Can you reproduce every item below word for word, leaving nothing out and adding nothing?

#####

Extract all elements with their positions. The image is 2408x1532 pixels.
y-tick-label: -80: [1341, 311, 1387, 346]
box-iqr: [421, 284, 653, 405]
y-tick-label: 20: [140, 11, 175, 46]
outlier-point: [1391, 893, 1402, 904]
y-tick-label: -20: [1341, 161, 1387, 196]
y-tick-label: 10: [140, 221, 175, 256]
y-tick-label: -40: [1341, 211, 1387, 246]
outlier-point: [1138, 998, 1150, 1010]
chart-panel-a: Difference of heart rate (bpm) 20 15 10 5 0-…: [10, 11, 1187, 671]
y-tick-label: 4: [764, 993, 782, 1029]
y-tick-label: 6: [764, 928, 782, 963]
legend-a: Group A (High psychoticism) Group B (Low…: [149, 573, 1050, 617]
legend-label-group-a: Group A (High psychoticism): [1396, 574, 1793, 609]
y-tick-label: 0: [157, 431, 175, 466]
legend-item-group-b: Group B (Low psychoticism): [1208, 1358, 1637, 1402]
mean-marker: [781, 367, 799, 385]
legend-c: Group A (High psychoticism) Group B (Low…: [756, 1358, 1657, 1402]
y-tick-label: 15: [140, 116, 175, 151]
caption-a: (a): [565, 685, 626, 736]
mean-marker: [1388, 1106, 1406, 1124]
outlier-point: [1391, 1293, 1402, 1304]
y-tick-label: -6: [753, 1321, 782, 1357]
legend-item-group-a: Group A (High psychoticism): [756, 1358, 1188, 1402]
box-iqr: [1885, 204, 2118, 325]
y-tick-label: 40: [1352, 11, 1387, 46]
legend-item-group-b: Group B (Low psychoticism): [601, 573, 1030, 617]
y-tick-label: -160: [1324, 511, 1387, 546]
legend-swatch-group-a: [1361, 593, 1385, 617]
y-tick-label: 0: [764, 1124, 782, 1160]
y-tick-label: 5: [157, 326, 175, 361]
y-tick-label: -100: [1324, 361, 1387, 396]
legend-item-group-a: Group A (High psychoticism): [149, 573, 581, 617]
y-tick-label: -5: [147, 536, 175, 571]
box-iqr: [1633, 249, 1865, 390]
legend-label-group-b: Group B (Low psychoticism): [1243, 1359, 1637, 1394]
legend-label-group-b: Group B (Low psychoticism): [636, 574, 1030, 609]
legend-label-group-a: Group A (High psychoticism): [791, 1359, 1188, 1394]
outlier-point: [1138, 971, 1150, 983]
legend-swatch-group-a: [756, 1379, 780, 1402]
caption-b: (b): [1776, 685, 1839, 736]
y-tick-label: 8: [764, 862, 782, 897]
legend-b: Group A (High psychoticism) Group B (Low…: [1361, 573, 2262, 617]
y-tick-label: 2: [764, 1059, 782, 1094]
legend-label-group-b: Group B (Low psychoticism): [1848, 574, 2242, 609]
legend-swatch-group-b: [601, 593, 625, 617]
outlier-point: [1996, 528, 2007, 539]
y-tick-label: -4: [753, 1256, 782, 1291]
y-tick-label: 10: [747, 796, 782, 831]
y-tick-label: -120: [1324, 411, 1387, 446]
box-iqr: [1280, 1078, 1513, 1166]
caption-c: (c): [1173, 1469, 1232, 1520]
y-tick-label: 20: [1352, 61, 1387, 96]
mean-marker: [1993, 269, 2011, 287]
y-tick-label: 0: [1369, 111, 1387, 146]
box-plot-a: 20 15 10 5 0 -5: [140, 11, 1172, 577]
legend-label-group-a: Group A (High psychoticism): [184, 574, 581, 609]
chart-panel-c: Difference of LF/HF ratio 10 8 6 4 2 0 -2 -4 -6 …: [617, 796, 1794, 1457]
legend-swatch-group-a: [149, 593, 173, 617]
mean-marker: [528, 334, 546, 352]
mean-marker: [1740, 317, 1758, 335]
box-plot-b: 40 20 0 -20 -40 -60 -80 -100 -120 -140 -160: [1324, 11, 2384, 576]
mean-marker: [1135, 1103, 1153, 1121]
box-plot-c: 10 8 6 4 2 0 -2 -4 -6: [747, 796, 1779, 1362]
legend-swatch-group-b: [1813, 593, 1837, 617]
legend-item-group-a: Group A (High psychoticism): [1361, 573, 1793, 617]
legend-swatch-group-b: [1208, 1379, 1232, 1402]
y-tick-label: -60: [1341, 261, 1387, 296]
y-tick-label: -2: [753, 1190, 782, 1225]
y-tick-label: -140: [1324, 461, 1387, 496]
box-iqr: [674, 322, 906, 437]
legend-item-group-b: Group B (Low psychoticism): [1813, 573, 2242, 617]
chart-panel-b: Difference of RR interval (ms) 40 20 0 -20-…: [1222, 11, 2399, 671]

#####

## [Task response]
Extract all elements with their positions. The image is 2408x1532 pixels.
y-tick-label: -80: [1341, 311, 1387, 346]
box-iqr: [421, 284, 653, 405]
y-tick-label: 20: [140, 11, 175, 46]
outlier-point: [1391, 893, 1402, 904]
y-tick-label: -20: [1341, 161, 1387, 196]
y-tick-label: 10: [140, 221, 175, 256]
y-tick-label: -40: [1341, 211, 1387, 246]
outlier-point: [1138, 998, 1150, 1010]
chart-panel-a: Difference of heart rate (bpm) 20 15 10 5 0-…: [10, 11, 1187, 671]
y-tick-label: 4: [764, 993, 782, 1029]
y-tick-label: 6: [764, 928, 782, 963]
legend-a: Group A (High psychoticism) Group B (Low…: [149, 573, 1050, 617]
legend-label-group-a: Group A (High psychoticism): [1396, 574, 1793, 609]
y-tick-label: 0: [157, 431, 175, 466]
legend-item-group-b: Group B (Low psychoticism): [1208, 1358, 1637, 1402]
mean-marker: [781, 367, 799, 385]
legend-c: Group A (High psychoticism) Group B (Low…: [756, 1358, 1657, 1402]
y-tick-label: 15: [140, 116, 175, 151]
caption-a: (a): [565, 685, 626, 736]
mean-marker: [1388, 1106, 1406, 1124]
outlier-point: [1391, 1293, 1402, 1304]
y-tick-label: -6: [753, 1321, 782, 1357]
legend-item-group-a: Group A (High psychoticism): [756, 1358, 1188, 1402]
box-iqr: [1885, 204, 2118, 325]
y-tick-label: 40: [1352, 11, 1387, 46]
legend-item-group-b: Group B (Low psychoticism): [601, 573, 1030, 617]
y-tick-label: -160: [1324, 511, 1387, 546]
legend-swatch-group-a: [1361, 593, 1385, 617]
y-tick-label: 0: [764, 1124, 782, 1160]
y-tick-label: 5: [157, 326, 175, 361]
y-tick-label: -100: [1324, 361, 1387, 396]
legend-item-group-a: Group A (High psychoticism): [149, 573, 581, 617]
y-tick-label: -5: [147, 536, 175, 571]
box-iqr: [1633, 249, 1865, 390]
legend-label-group-b: Group B (Low psychoticism): [1243, 1359, 1637, 1394]
legend-label-group-b: Group B (Low psychoticism): [636, 574, 1030, 609]
legend-label-group-a: Group A (High psychoticism): [791, 1359, 1188, 1394]
outlier-point: [1138, 971, 1150, 983]
legend-swatch-group-a: [756, 1379, 780, 1402]
caption-b: (b): [1776, 685, 1839, 736]
y-tick-label: 8: [764, 862, 782, 897]
legend-b: Group A (High psychoticism) Group B (Low…: [1361, 573, 2262, 617]
y-tick-label: 2: [764, 1059, 782, 1094]
legend-label-group-b: Group B (Low psychoticism): [1848, 574, 2242, 609]
legend-swatch-group-b: [601, 593, 625, 617]
outlier-point: [1996, 528, 2007, 539]
y-tick-label: -4: [753, 1256, 782, 1291]
y-tick-label: 10: [747, 796, 782, 831]
y-tick-label: -120: [1324, 411, 1387, 446]
box-iqr: [1280, 1078, 1513, 1166]
caption-c: (c): [1173, 1469, 1232, 1520]
y-tick-label: 20: [1352, 61, 1387, 96]
mean-marker: [1993, 269, 2011, 287]
y-tick-label: 0: [1369, 111, 1387, 146]
box-plot-a: 20 15 10 5 0 -5: [140, 11, 1172, 577]
legend-label-group-a: Group A (High psychoticism): [184, 574, 581, 609]
chart-panel-c: Difference of LF/HF ratio 10 8 6 4 2 0 -2 -4 -6 …: [617, 796, 1794, 1457]
legend-swatch-group-a: [149, 593, 173, 617]
mean-marker: [528, 334, 546, 352]
mean-marker: [1740, 317, 1758, 335]
box-plot-b: 40 20 0 -20 -40 -60 -80 -100 -120 -140 -160: [1324, 11, 2384, 576]
mean-marker: [1135, 1103, 1153, 1121]
box-plot-c: 10 8 6 4 2 0 -2 -4 -6: [747, 796, 1779, 1362]
legend-swatch-group-b: [1813, 593, 1837, 617]
legend-item-group-a: Group A (High psychoticism): [1361, 573, 1793, 617]
legend-swatch-group-b: [1208, 1379, 1232, 1402]
y-tick-label: -60: [1341, 261, 1387, 296]
y-tick-label: -2: [753, 1190, 782, 1225]
y-tick-label: -140: [1324, 461, 1387, 496]
box-iqr: [674, 322, 906, 437]
legend-item-group-b: Group B (Low psychoticism): [1813, 573, 2242, 617]
chart-panel-b: Difference of RR interval (ms) 40 20 0 -20-…: [1222, 11, 2399, 671]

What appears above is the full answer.